=== ROWS ===

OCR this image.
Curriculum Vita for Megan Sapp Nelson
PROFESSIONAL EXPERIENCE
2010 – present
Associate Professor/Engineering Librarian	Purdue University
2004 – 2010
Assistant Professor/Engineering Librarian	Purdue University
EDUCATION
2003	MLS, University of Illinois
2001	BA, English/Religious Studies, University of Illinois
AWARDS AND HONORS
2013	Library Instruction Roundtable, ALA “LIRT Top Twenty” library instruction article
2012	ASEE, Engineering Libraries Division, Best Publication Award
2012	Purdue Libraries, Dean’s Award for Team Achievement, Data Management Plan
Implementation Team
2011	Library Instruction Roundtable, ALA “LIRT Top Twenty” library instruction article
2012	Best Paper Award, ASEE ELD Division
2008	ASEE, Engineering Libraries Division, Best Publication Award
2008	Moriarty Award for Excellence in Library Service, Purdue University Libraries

===

Give back all the data exactly as written.

#### RESULT FOR THIS EXERCISE:
OCR this image.
Curriculum Vita for Megan Sapp Nelson
PROFESSIONAL EXPERIENCE
2010 – present
Associate Professor/Engineering Librarian	Purdue University
2004 – 2010
Assistant Professor/Engineering Librarian	Purdue University
EDUCATION
2003	MLS, University of Illinois
2001	BA, English/Religious Studies, University of Illinois
AWARDS AND HONORS
2013	Library Instruction Roundtable, ALA “LIRT Top Twenty” library instruction article
2012	ASEE, Engineering Libraries Division, Best Publication Award
2012	Purdue Libraries, Dean’s Award for Team Achievement, Data Management Plan
Implementation Team
2011	Library Instruction Roundtable, ALA “LIRT Top Twenty” library instruction article
2012	Best Paper Award, ASEE ELD Division
2008	ASEE, Engineering Libraries Division, Best Publication Award
2008	Moriarty Award for Excellence in Library Service, Purdue University Libraries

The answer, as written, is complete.